Items from a data source

________________________________________

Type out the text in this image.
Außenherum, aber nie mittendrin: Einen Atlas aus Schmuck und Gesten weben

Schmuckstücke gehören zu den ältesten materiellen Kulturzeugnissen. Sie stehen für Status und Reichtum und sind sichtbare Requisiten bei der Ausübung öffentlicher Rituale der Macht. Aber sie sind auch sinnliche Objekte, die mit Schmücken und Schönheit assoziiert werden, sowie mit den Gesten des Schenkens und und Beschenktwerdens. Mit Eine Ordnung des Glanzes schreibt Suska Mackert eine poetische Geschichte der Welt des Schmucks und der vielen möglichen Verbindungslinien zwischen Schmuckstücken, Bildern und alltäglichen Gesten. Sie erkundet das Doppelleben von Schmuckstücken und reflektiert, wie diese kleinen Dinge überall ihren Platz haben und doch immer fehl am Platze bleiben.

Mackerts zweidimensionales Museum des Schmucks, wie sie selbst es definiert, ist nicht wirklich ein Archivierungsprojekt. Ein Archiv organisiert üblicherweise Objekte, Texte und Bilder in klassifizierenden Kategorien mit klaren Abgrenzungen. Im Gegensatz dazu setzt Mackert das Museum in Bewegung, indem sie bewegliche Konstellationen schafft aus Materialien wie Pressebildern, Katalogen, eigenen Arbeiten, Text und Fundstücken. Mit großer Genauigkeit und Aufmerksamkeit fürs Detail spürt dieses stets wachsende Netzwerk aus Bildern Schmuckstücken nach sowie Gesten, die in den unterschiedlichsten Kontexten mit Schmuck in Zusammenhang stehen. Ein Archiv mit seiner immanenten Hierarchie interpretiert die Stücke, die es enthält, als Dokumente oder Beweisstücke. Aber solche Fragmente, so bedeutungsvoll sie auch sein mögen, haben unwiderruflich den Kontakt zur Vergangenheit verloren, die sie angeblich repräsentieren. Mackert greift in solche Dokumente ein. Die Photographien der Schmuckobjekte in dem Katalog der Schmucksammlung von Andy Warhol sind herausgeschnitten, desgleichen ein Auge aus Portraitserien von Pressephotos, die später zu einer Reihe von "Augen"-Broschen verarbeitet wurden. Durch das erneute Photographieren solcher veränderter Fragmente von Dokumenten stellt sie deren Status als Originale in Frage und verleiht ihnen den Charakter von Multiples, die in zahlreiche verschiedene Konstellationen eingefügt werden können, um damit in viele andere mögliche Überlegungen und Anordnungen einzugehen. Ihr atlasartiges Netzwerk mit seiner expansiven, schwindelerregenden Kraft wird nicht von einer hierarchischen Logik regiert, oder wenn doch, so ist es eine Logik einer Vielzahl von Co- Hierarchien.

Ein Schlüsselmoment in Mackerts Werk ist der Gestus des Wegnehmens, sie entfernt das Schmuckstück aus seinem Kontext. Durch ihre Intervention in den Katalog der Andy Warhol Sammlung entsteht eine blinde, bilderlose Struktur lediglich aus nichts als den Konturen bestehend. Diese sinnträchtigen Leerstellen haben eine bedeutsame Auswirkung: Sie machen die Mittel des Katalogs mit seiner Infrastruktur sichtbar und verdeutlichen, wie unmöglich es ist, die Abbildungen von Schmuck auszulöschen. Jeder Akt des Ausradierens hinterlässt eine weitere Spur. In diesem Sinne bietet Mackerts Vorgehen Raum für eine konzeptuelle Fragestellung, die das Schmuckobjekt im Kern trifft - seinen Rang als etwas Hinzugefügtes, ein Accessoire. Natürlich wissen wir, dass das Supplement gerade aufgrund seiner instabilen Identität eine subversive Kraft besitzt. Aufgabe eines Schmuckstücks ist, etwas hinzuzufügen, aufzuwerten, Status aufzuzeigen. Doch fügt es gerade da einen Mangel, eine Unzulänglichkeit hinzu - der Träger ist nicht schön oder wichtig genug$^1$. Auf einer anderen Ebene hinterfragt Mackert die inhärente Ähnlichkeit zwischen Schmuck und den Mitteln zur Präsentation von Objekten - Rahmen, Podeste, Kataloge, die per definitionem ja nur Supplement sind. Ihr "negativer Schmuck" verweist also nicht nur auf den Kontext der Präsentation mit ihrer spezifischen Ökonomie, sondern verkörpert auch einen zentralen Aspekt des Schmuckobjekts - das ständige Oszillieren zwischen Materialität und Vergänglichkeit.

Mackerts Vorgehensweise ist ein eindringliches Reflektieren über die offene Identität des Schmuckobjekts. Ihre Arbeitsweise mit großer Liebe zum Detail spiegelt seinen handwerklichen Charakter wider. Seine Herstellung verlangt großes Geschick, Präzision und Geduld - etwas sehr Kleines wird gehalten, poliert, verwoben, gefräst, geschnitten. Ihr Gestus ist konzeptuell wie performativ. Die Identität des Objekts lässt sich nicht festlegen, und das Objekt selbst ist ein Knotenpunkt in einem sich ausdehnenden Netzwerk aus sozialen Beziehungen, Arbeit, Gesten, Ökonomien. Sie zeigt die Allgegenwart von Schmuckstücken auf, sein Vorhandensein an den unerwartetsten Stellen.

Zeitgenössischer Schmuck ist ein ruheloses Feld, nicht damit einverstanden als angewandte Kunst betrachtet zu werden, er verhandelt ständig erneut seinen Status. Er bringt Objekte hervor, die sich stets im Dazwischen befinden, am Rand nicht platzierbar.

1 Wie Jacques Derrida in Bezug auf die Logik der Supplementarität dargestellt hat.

________________________________________

PROBLEM TO SOLVE: Every record shown above must be echoed exactly.

FINAL RESULT:
Type out the text in this image.
Außenherum, aber nie mittendrin: Einen Atlas aus Schmuck und Gesten weben

Schmuckstücke gehören zu den ältesten materiellen Kulturzeugnissen. Sie stehen für Status und Reichtum und sind sichtbare Requisiten bei der Ausübung öffentlicher Rituale der Macht. Aber sie sind auch sinnliche Objekte, die mit Schmücken und Schönheit assoziiert werden, sowie mit den Gesten des Schenkens und und Beschenktwerdens. Mit Eine Ordnung des Glanzes schreibt Suska Mackert eine poetische Geschichte der Welt des Schmucks und der vielen möglichen Verbindungslinien zwischen Schmuckstücken, Bildern und alltäglichen Gesten. Sie erkundet das Doppelleben von Schmuckstücken und reflektiert, wie diese kleinen Dinge überall ihren Platz haben und doch immer fehl am Platze bleiben.

Mackerts zweidimensionales Museum des Schmucks, wie sie selbst es definiert, ist nicht wirklich ein Archivierungsprojekt. Ein Archiv organisiert üblicherweise Objekte, Texte und Bilder in klassifizierenden Kategorien mit klaren Abgrenzungen. Im Gegensatz dazu setzt Mackert das Museum in Bewegung, indem sie bewegliche Konstellationen schafft aus Materialien wie Pressebildern, Katalogen, eigenen Arbeiten, Text und Fundstücken. Mit großer Genauigkeit und Aufmerksamkeit fürs Detail spürt dieses stets wachsende Netzwerk aus Bildern Schmuckstücken nach sowie Gesten, die in den unterschiedlichsten Kontexten mit Schmuck in Zusammenhang stehen. Ein Archiv mit seiner immanenten Hierarchie interpretiert die Stücke, die es enthält, als Dokumente oder Beweisstücke. Aber solche Fragmente, so bedeutungsvoll sie auch sein mögen, haben unwiderruflich den Kontakt zur Vergangenheit verloren, die sie angeblich repräsentieren. Mackert greift in solche Dokumente ein. Die Photographien der Schmuckobjekte in dem Katalog der Schmucksammlung von Andy Warhol sind herausgeschnitten, desgleichen ein Auge aus Portraitserien von Pressephotos, die später zu einer Reihe von "Augen"-Broschen verarbeitet wurden. Durch das erneute Photographieren solcher veränderter Fragmente von Dokumenten stellt sie deren Status als Originale in Frage und verleiht ihnen den Charakter von Multiples, die in zahlreiche verschiedene Konstellationen eingefügt werden können, um damit in viele andere mögliche Überlegungen und Anordnungen einzugehen. Ihr atlasartiges Netzwerk mit seiner expansiven, schwindelerregenden Kraft wird nicht von einer hierarchischen Logik regiert, oder wenn doch, so ist es eine Logik einer Vielzahl von Co- Hierarchien.

Ein Schlüsselmoment in Mackerts Werk ist der Gestus des Wegnehmens, sie entfernt das Schmuckstück aus seinem Kontext. Durch ihre Intervention in den Katalog der Andy Warhol Sammlung entsteht eine blinde, bilderlose Struktur lediglich aus nichts als den Konturen bestehend. Diese sinnträchtigen Leerstellen haben eine bedeutsame Auswirkung: Sie machen die Mittel des Katalogs mit seiner Infrastruktur sichtbar und verdeutlichen, wie unmöglich es ist, die Abbildungen von Schmuck auszulöschen. Jeder Akt des Ausradierens hinterlässt eine weitere Spur. In diesem Sinne bietet Mackerts Vorgehen Raum für eine konzeptuelle Fragestellung, die das Schmuckobjekt im Kern trifft - seinen Rang als etwas Hinzugefügtes, ein Accessoire. Natürlich wissen wir, dass das Supplement gerade aufgrund seiner instabilen Identität eine subversive Kraft besitzt. Aufgabe eines Schmuckstücks ist, etwas hinzuzufügen, aufzuwerten, Status aufzuzeigen. Doch fügt es gerade da einen Mangel, eine Unzulänglichkeit hinzu - der Träger ist nicht schön oder wichtig genug$^1$. Auf einer anderen Ebene hinterfragt Mackert die inhärente Ähnlichkeit zwischen Schmuck und den Mitteln zur Präsentation von Objekten - Rahmen, Podeste, Kataloge, die per definitionem ja nur Supplement sind. Ihr "negativer Schmuck" verweist also nicht nur auf den Kontext der Präsentation mit ihrer spezifischen Ökonomie, sondern verkörpert auch einen zentralen Aspekt des Schmuckobjekts - das ständige Oszillieren zwischen Materialität und Vergänglichkeit.

Mackerts Vorgehensweise ist ein eindringliches Reflektieren über die offene Identität des Schmuckobjekts. Ihre Arbeitsweise mit großer Liebe zum Detail spiegelt seinen handwerklichen Charakter wider. Seine Herstellung verlangt großes Geschick, Präzision und Geduld - etwas sehr Kleines wird gehalten, poliert, verwoben, gefräst, geschnitten. Ihr Gestus ist konzeptuell wie performativ. Die Identität des Objekts lässt sich nicht festlegen, und das Objekt selbst ist ein Knotenpunkt in einem sich ausdehnenden Netzwerk aus sozialen Beziehungen, Arbeit, Gesten, Ökonomien. Sie zeigt die Allgegenwart von Schmuckstücken auf, sein Vorhandensein an den unerwartetsten Stellen.

Zeitgenössischer Schmuck ist ein ruheloses Feld, nicht damit einverstanden als angewandte Kunst betrachtet zu werden, er verhandelt ständig erneut seinen Status. Er bringt Objekte hervor, die sich stets im Dazwischen befinden, am Rand nicht platzierbar.

1 Wie Jacques Derrida in Bezug auf die Logik der Supplementarität dargestellt hat.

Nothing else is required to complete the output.